(Stored data entries)
(begin)

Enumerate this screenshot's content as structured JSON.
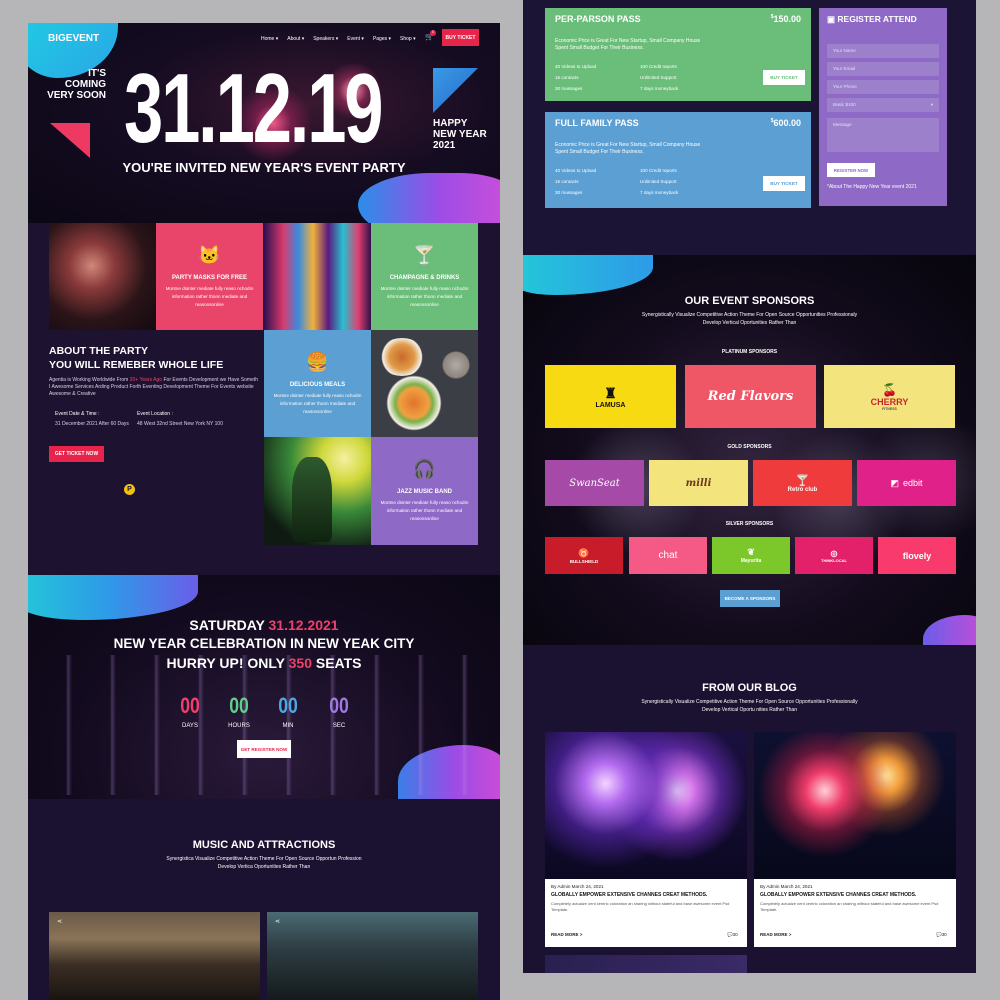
{
  "brand": "BIGEVENT",
  "nav": {
    "items": [
      "Home ▾",
      "About ▾",
      "Speakers ▾",
      "Event ▾",
      "Pages ▾",
      "Shop ▾"
    ],
    "cart_count": "0",
    "ticket_button": "BUY TICKET"
  },
  "hero": {
    "coming": [
      "IT'S",
      "COMING",
      "VERY SOON"
    ],
    "date": "31.12.19",
    "invite": "YOU'RE INVITED NEW YEAR'S EVENT PARTY",
    "happy": [
      "HAPPY",
      "NEW YEAR",
      "2021"
    ]
  },
  "tiles": [
    {
      "title": "PARTY MASKS FOR FREE",
      "desc": "Montne dsinter mediate fully reaso nchodm information rather thonn mediate and reasonsonline",
      "icon": "cat-icon",
      "color": "#e9456a"
    },
    {
      "title": "CHAMPAGNE & DRINKS",
      "desc": "Montne dsinter mediate fully reaso nchodm information rather thonn mediate and reasonsonline",
      "icon": "cocktail-icon",
      "color": "#6bbe79"
    },
    {
      "title": "DELICIOUS MEALS",
      "desc": "Montne dsinter mediate fully reaso nchodm information rather thonn mediate and reasonsonline",
      "icon": "burger-icon",
      "color": "#5b9fd3"
    },
    {
      "title": "JAZZ MUSIC BAND",
      "desc": "Montne dsinter mediate fully reaso nchodm information rather thonn mediate and reasonsonline",
      "icon": "headphones-icon",
      "color": "#8e69c6"
    }
  ],
  "about": {
    "heading1": "ABOUT THE PARTY",
    "heading2": "YOU WILL REMEBER WHOLE LIFE",
    "text_a": "Agentia is Working Worldwide From",
    "highlight": "20+ Years Ago",
    "text_b": "For Events Development we Have",
    "text_c": "Someth I Awesome Services Arding Product Forth Eventing Development Theme For Events",
    "text_d": "website Awesome & Creative",
    "date_label": "Event Date & Time :",
    "date_value": "31 December 2021 After 60 Days",
    "location_label": "Event Location :",
    "location_value": "48 West 32nd Street New York NY 100",
    "button": "GET TICKET NOW"
  },
  "countdown": {
    "line1_a": "SATURDAY",
    "line1_b": "31.12.2021",
    "line2": "NEW YEAR CELEBRATION IN NEW YEAK CITY",
    "line3_a": "HURRY UP! ONLY",
    "line3_b": "350",
    "line3_c": "SEATS",
    "units": [
      {
        "value": "00",
        "label": "DAYS",
        "color": "#f0406a"
      },
      {
        "value": "00",
        "label": "HOURS",
        "color": "#5fcf8a"
      },
      {
        "value": "00",
        "label": "MIN",
        "color": "#4fa6e6"
      },
      {
        "value": "00",
        "label": "SEC",
        "color": "#9f78e0"
      }
    ],
    "button": "GET REGISTER NOW"
  },
  "music": {
    "title": "MUSIC AND ATTRACTIONS",
    "sub1": "Synergistica Visualize Competitive Action Theme For Open Source Opportun Profession",
    "sub2": "Develop Vertica Oportunities Rather Than"
  },
  "pricing": [
    {
      "name": "PER-PARSON PASS",
      "currency": "$",
      "price": "150.00",
      "color": "#6bbe79",
      "desc1": "Economic Price is Great For New Startup, Small Company House",
      "desc2": "Spent Small Budget For Their Business.",
      "features": [
        "40 Videos to Upload",
        "100 Credit reports",
        "15 contacts",
        "Unlimited Support",
        "30 massages",
        "7 days moneyback"
      ],
      "button": "BUY TICKET"
    },
    {
      "name": "FULL FAMILY PASS",
      "currency": "$",
      "price": "600.00",
      "color": "#5b9fd3",
      "desc1": "Economic Price is Great For New Startup, Small Company House",
      "desc2": "Spent Small Budget For Their Business.",
      "features": [
        "40 Videos to Upload",
        "100 Credit reports",
        "15 contacts",
        "Unlimited Support",
        "30 massages",
        "7 days moneyback"
      ],
      "button": "BUY TICKET"
    }
  ],
  "register": {
    "title": "REGISTER ATTEND",
    "name": "Your Name",
    "email": "Your Email",
    "phone": "Your Phone",
    "select": "Basic $100",
    "message": "Message",
    "button": "REGISTER NOW",
    "note": "*About The Happy New Year event 2021"
  },
  "sponsors": {
    "title": "OUR EVENT SPONSORS",
    "sub1": "Synergistically Visualize Competitive Action Theme For Open Source Opportunities Professionaly",
    "sub2": "Develop Vertical Oportunities Rather Than",
    "platinum_label": "PLATINUM SPONSORS",
    "gold_label": "GOLD SPONSORS",
    "silver_label": "SILVER SPONSORS",
    "platinum": [
      {
        "name": "LAMUSA",
        "color": "#f8da13",
        "text": "#111111"
      },
      {
        "name": "Red Flavors",
        "color": "#ef5767",
        "text": "#ffffff"
      },
      {
        "name": "CHERRY",
        "sub": "FITNESS",
        "color": "#f3e47e",
        "text": "#c9252c"
      }
    ],
    "gold": [
      {
        "name": "SwanSeat",
        "color": "#a64aa8",
        "text": "#ffffff"
      },
      {
        "name": "milli",
        "color": "#f3e47e",
        "text": "#6b3a1c"
      },
      {
        "name": "Retro club",
        "color": "#ef3b3b",
        "text": "#ffffff"
      },
      {
        "name": "edbit",
        "color": "#e0218a",
        "text": "#ffffff"
      }
    ],
    "silver": [
      {
        "name": "BULLSHIELD",
        "color": "#c91c2b",
        "text": "#ffffff"
      },
      {
        "name": "chat",
        "color": "#f55a86",
        "text": "#ffffff"
      },
      {
        "name": "Mayurita",
        "color": "#7cc72a",
        "text": "#ffffff"
      },
      {
        "name": "THINKLOCAL",
        "color": "#e2216a",
        "text": "#ffffff"
      },
      {
        "name": "flovely",
        "color": "#f83a6c",
        "text": "#ffffff"
      }
    ],
    "button": "BECOME A SPONSORS"
  },
  "blog": {
    "title": "FROM OUR BLOG",
    "sub1": "Synergistically Visualize Competitive Action Theme For Open Source Opportunities Professionally",
    "sub2": "Develop Vertical Oportu nities Rather Than",
    "posts": [
      {
        "meta": "By Admin March 24, 2021",
        "title": "GLOBALLY EMPOWER EXTENSIVE CHANNES CREAT METHODS.",
        "excerpt": "Completely actuaize cent centric coloration an sharing without stateful and base awesome event Psd Template.",
        "read": "READ MORE >",
        "comments": "30"
      },
      {
        "meta": "By Admin March 24, 2021",
        "title": "GLOBALLY EMPOWER EXTENSIVE CHANNES CREAT METHODS.",
        "excerpt": "Completely actuaize cent centric coloration an sharing without stateful and base awesome event Psd Template.",
        "read": "READ MORE >",
        "comments": "30"
      }
    ]
  }
}
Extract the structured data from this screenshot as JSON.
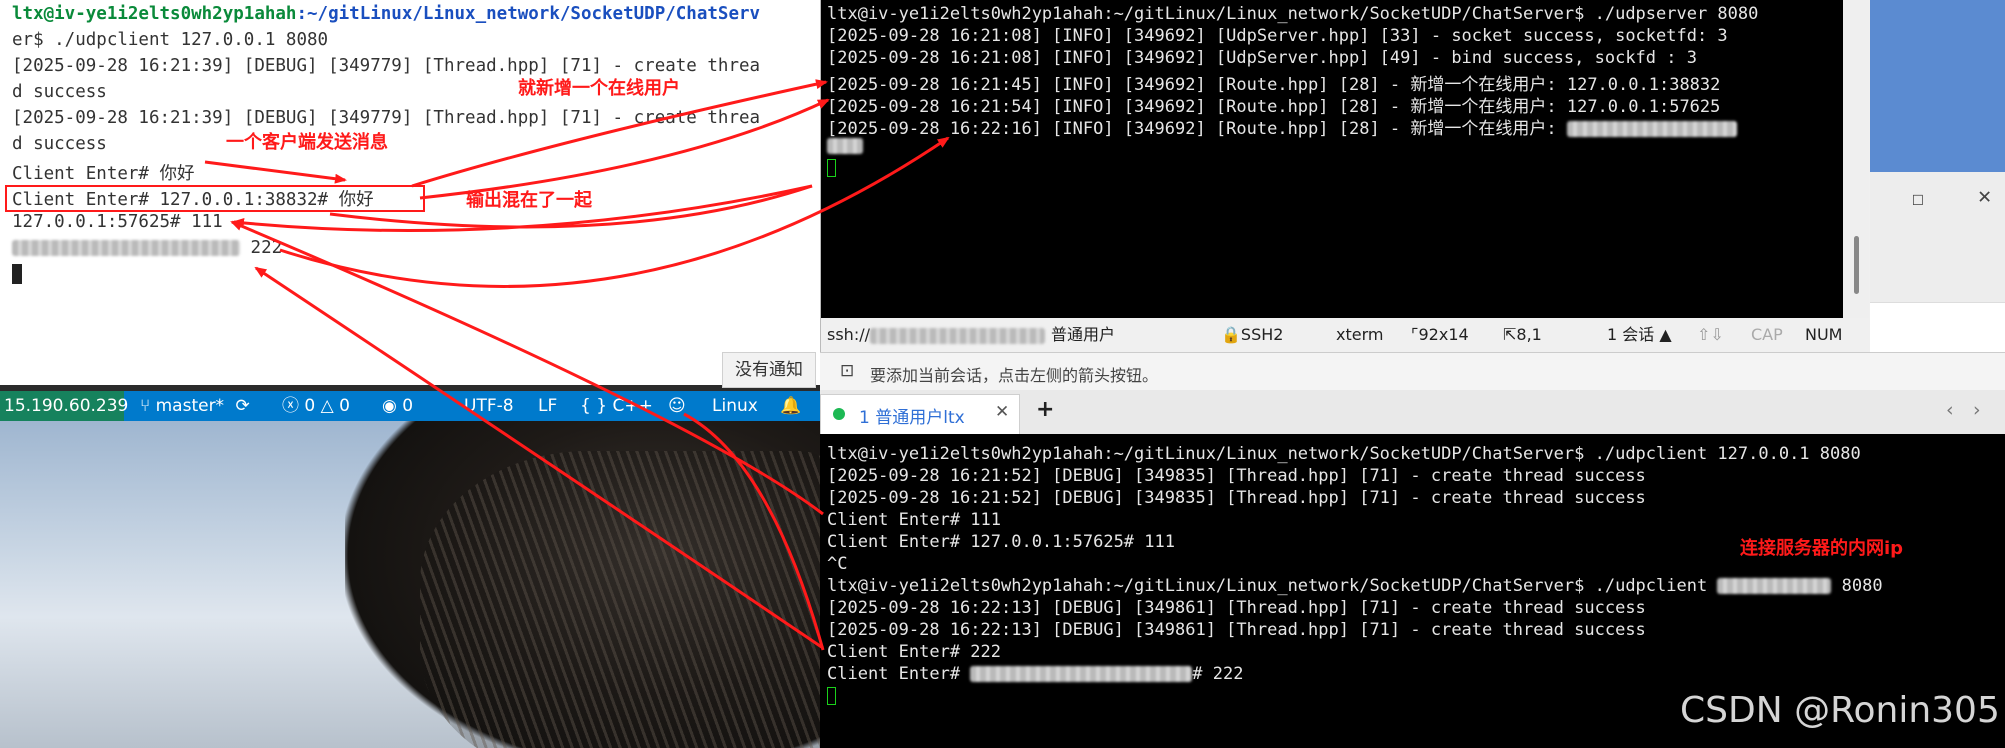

(end)

### [INSTRUCTIONS FOR THE TASK]
Pick out every line above that holds the word "Vertical" and copy it.

### [THE ANSWER]
    "sub2": "Develop Vertical Oportunities Rather Than",
    "sub2": "Develop Vertical Oportu nities Rather Than",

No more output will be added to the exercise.